#### Текст страницы:
- - -

Иначе обстояло дело у “Жоржиков”, на которых Ходасевич тогда особого внимания не обращал – не зная, что перед ним люди, в спорах с которыми пройдут последние двенадцать-тринадцать лет его жизни. Личные и литературные обстоятельства заставляли их в то время бороться с “блоковцами” и повторять в статьях идеи своего учителя, которые с каждым годом будут им все менее близки, но в глубине души их кумиром и в 1920–1921 годах оставался Блок. Адамович в 1930-е годы писал: “Мы, с акмеизмом и цехом в башке, все-таки чувствовали, что не Гумилев наш вожатый, а он”[445].

Участие Ходасевича в Цехе оказалось коротким. Формальным поводом к выходу стало принятие в Цех поэта Сергея Нельдихена, который в 1920–1921 годах был в числе знаменитостей ДИСКа. Сын военного моряка, Сергей Евгеньевич Нельдихен-Ауслендер (такова была его полная фамилия; ее второй половиной пришлось пожертвовать, ибо Сергей Ауслендер в русской литературе уже был) родился в Таганроге. В прошлом у него было кадетское училище, военная служба, фронт, самострел, опять служба – на Балтийском флоте. Уборщицы произносили его немецко-датскую фамилию как “Нелькин”. Гремучие манжеты Нельдихена, искусно маскировавшие отсутствие под пиджаком рубашки, соперничали в качестве достопримечательности с “двустопными пястами” и гусарскими рейтузами Милашевского. Но прославился Нельдихен все-таки не манжетами, а стихами.

- - -

#### Поставленная цель 1:
Перепишите из текста о Ходасевиче фрагмент, начиная со слов «Участие Ходасевича в» и заканчивая словами «манжетами, а стихами.».
#### Поставленная цель 2:
Опираясь на текст о Ходасевиче, объясните, почему Нельдихен перестал использовать вторую половину своей полной фамилии.
#### Поставленная цель 3:
Продолжите текст о Ходасевиче, начав сразу после его последнего предложения.

#### Строки записей:
- - -

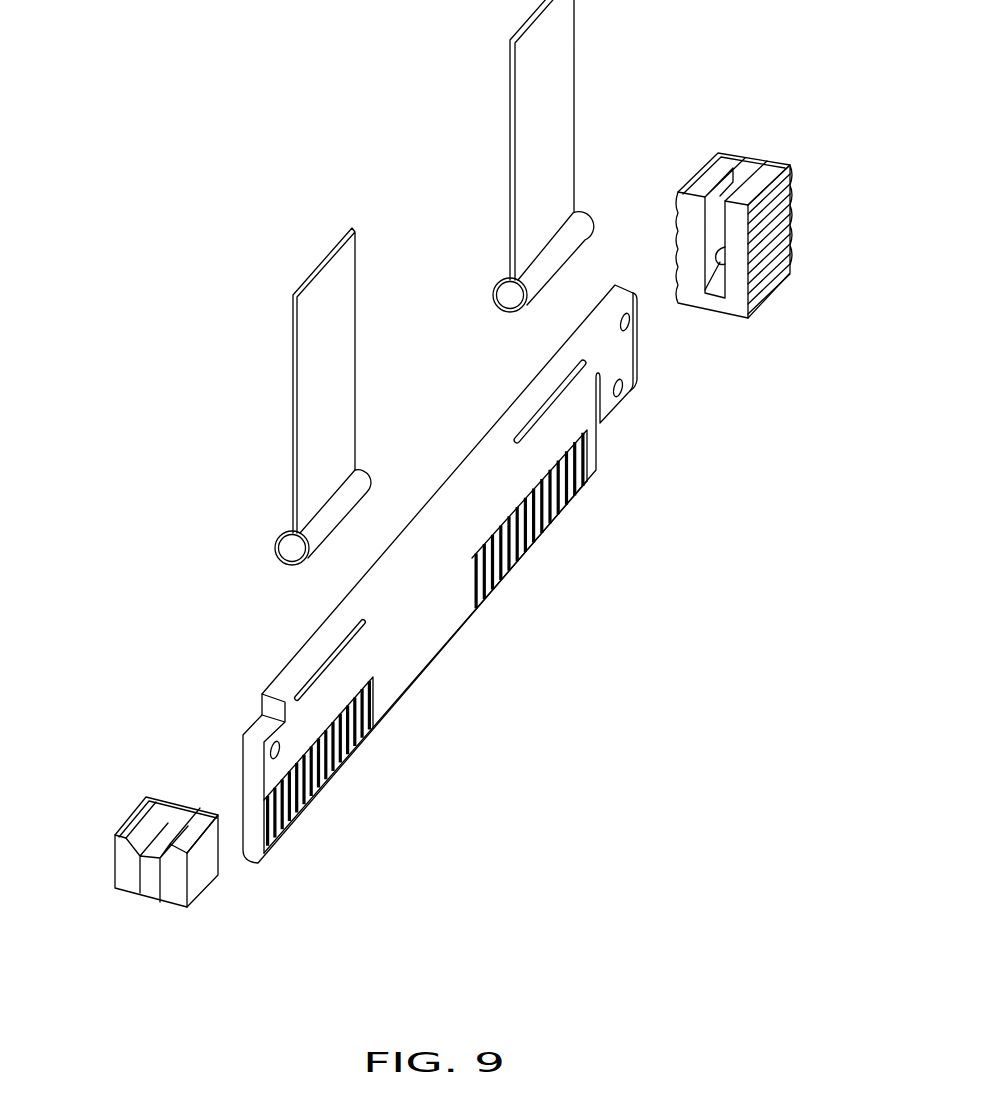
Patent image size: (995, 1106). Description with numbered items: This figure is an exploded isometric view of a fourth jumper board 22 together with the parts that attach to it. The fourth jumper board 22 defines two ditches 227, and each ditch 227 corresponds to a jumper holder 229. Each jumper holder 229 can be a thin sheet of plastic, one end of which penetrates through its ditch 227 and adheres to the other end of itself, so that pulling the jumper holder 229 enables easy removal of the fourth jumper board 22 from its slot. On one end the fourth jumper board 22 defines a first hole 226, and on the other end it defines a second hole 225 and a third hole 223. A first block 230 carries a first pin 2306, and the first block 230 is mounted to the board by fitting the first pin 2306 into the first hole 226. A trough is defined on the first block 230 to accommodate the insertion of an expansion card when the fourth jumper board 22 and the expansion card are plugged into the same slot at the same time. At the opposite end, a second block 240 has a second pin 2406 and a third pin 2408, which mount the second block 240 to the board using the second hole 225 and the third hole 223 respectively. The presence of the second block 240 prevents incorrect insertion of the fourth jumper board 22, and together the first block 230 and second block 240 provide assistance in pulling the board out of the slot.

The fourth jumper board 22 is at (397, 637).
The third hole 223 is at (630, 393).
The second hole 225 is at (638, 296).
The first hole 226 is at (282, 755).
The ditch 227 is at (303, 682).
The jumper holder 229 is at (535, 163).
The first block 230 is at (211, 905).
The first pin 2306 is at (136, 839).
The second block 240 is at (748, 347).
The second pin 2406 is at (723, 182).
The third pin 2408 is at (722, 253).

- - -

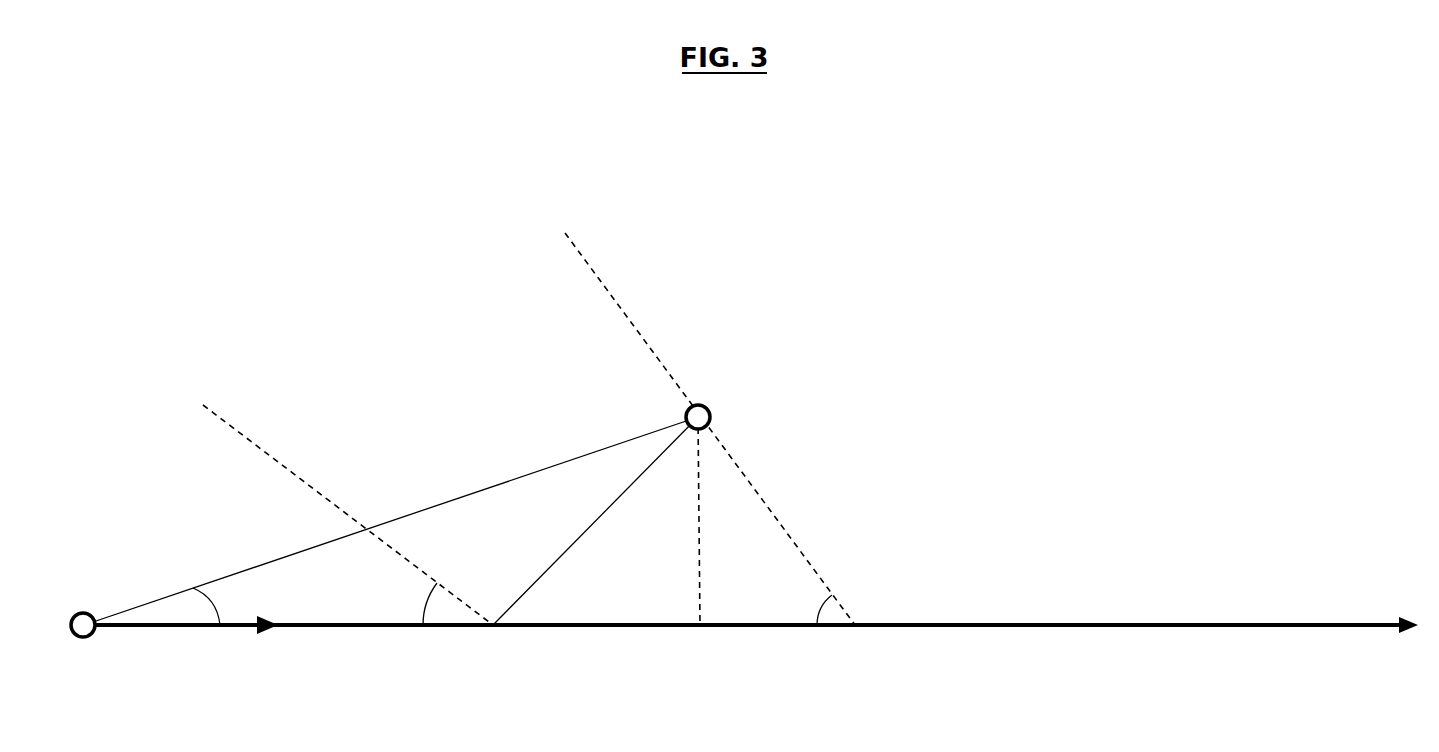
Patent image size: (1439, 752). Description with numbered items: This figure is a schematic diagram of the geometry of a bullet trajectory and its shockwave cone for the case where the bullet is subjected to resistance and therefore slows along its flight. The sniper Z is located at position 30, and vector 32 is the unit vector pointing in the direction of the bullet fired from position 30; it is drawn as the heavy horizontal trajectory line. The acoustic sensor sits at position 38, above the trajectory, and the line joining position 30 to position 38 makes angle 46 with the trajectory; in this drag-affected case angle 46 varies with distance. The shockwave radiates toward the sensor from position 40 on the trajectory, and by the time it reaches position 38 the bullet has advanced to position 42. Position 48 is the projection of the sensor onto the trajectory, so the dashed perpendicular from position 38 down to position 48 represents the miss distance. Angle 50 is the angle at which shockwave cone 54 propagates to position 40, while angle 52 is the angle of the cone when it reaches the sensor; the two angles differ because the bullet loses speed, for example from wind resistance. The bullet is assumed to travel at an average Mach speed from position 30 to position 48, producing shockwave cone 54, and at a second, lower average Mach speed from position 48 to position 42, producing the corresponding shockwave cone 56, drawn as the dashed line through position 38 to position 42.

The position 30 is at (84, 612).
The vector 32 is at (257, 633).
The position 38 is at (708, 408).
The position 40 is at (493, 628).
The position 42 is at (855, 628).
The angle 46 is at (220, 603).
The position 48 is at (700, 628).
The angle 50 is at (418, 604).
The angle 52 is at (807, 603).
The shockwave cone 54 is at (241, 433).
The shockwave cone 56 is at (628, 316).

- - -

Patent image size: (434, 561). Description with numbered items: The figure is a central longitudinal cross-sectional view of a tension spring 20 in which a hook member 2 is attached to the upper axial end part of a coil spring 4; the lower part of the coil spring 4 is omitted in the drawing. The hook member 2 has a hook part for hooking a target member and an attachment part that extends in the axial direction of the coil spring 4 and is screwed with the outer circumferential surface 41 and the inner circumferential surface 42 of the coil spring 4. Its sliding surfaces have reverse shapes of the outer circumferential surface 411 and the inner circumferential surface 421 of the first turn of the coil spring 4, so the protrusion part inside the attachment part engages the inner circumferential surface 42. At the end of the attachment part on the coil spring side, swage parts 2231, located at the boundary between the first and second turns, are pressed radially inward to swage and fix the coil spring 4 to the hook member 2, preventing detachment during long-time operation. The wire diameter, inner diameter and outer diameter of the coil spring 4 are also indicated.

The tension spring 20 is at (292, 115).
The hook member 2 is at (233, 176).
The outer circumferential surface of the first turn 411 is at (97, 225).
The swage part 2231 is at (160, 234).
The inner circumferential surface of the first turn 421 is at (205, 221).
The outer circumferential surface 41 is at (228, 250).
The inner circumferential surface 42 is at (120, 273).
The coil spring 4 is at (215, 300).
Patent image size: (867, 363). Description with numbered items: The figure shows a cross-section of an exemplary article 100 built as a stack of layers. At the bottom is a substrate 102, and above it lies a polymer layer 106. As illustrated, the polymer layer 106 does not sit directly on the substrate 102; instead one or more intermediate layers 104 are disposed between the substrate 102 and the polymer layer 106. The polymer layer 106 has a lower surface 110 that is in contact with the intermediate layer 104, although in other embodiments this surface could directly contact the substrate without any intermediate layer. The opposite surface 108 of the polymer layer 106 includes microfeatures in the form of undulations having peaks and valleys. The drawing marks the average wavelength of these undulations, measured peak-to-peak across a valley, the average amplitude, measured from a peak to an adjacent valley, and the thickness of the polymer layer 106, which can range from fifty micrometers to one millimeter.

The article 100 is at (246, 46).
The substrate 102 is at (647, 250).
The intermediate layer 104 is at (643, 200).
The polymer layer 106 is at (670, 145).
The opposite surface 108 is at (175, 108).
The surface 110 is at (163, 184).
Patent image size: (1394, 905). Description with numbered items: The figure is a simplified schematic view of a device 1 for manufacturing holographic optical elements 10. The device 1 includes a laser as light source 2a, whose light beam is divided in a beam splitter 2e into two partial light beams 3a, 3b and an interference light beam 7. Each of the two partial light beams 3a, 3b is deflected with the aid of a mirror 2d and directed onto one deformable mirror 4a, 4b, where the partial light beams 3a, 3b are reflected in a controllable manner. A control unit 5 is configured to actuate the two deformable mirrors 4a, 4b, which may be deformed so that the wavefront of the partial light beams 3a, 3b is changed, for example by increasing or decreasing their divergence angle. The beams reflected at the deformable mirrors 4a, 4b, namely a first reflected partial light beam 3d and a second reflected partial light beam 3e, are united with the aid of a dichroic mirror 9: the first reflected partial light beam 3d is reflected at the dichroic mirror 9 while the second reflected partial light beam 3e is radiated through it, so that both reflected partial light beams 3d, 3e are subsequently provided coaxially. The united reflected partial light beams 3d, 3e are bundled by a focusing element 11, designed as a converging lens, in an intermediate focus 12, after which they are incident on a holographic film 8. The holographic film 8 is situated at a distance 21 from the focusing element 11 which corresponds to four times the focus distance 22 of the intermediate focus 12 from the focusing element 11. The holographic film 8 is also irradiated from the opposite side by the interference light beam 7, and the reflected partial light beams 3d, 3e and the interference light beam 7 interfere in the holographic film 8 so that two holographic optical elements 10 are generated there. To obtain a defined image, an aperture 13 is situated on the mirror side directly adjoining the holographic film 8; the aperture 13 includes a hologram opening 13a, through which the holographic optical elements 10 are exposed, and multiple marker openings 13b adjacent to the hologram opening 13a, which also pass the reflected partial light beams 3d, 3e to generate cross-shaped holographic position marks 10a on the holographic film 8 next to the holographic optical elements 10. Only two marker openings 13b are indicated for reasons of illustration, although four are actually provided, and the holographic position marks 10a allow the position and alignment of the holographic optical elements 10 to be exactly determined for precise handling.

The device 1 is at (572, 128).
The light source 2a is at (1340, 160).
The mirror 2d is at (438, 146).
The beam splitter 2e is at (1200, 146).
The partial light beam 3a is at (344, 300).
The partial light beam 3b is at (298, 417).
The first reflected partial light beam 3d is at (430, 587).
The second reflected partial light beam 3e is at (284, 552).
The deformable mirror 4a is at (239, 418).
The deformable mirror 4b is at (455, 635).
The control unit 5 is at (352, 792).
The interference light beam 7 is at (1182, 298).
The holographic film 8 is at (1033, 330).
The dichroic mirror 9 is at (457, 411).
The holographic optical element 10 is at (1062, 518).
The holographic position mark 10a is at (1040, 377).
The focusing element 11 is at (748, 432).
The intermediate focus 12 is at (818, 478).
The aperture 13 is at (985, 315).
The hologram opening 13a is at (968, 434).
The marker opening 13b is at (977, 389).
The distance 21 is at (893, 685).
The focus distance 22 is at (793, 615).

- - -

#### Результат 1:
Участие Ходасевича в Цехе оказалось коротким. Формальным поводом к выходу стало принятие в Цех поэта Сергея Нельдихена, который в 1920–1921 годах был в числе знаменитостей ДИСКа. Сын военного моряка, Сергей Евгеньевич Нельдихен-Ауслендер (такова была его полная фамилия; ее второй половиной пришлось пожертвовать, ибо Сергей Ауслендер в русской литературе уже был) родился в Таганроге. В прошлом у него было кадетское училище, военная служба, фронт, самострел, опять служба – на Балтийском флоте. Уборщицы произносили его немецко-датскую фамилию как “Нелькин”. Гремучие манжеты Нельдихена, искусно маскировавшие отсутствие под пиджаком рубашки, соперничали в качестве достопримечательности с “двустопными пястами” и гусарскими рейтузами Милашевского. Но прославился Нельдихен все-таки не манжетами, а стихами.

#### Результат 2:
Полная фамилия поэта была Нельдихен-Ауслендер. Её второй половиной пришлось пожертвовать, потому что в русской литературе уже был Сергей Ауслендер.

#### Результат 3:
“В сущности, это были стихотворения в прозе. По-своему они были даже восхитительны: той игривою глупостью, которая в них разливалась от первой строки до последней. Тот «я», от имени которого изъяснялся Нельдихен, являл собою образчик отборного и законченного дурака, притом – дурака счастливого, торжествующего и беспредельно самодовольного”[446]. Ходасевич приводит фрагмент одного из стихотворений, вошедших в цикл “Праздник” – центральное произведение Нельдихена; именно его читал он на заседании Цеха:

Женщины, двухсполовинойаршинные куклы, хохочущие, бугристотелые,

Мягкогубые, прозрачноглазые, каштановолосые,

Носящие весело-желтые распашонки и матовые

висюльки-серьги,

Любящие мои альтоголосые проповеди и плохие хозяйки –

О, как волнуют меня такие женщины!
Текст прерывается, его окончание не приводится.